== DATA SUPPLIED ==
begin

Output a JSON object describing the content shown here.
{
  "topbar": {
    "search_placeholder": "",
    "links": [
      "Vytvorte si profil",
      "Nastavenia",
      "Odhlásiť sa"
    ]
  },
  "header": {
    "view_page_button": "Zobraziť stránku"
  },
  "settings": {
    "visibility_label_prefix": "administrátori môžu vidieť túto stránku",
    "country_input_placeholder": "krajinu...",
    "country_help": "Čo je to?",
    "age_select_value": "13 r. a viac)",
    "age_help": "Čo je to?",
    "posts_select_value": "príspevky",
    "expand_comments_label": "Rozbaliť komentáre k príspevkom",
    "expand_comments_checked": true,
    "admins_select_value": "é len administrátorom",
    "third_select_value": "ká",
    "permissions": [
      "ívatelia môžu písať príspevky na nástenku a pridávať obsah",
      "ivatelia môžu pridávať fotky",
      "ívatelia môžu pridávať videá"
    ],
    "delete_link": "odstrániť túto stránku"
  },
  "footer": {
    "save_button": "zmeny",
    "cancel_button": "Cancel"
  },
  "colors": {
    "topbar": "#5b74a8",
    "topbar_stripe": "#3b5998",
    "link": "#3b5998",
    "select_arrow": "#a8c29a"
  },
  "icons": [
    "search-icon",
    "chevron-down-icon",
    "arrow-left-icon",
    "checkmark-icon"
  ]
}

end

== EXERCISE DIRECTIONS ==
Copy out the material word for word and line for line.

== EXPECTED ANSWER ==
Output a JSON object describing the content shown here.
{
  "topbar": {
    "search_placeholder": "",
    "links": [
      "Vytvorte si profil",
      "Nastavenia",
      "Odhlásiť sa"
    ]
  },
  "header": {
    "view_page_button": "Zobraziť stránku"
  },
  "settings": {
    "visibility_label_prefix": "administrátori môžu vidieť túto stránku",
    "country_input_placeholder": "krajinu...",
    "country_help": "Čo je to?",
    "age_select_value": "13 r. a viac)",
    "age_help": "Čo je to?",
    "posts_select_value": "príspevky",
    "expand_comments_label": "Rozbaliť komentáre k príspevkom",
    "expand_comments_checked": true,
    "admins_select_value": "é len administrátorom",
    "third_select_value": "ká",
    "permissions": [
      "ívatelia môžu písať príspevky na nástenku a pridávať obsah",
      "ivatelia môžu pridávať fotky",
      "ívatelia môžu pridávať videá"
    ],
    "delete_link": "odstrániť túto stránku"
  },
  "footer": {
    "save_button": "zmeny",
    "cancel_button": "Cancel"
  },
  "colors": {
    "topbar": "#5b74a8",
    "topbar_stripe": "#3b5998",
    "link": "#3b5998",
    "select_arrow": "#a8c29a"
  },
  "icons": [
    "search-icon",
    "chevron-down-icon",
    "arrow-left-icon",
    "checkmark-icon"
  ]
}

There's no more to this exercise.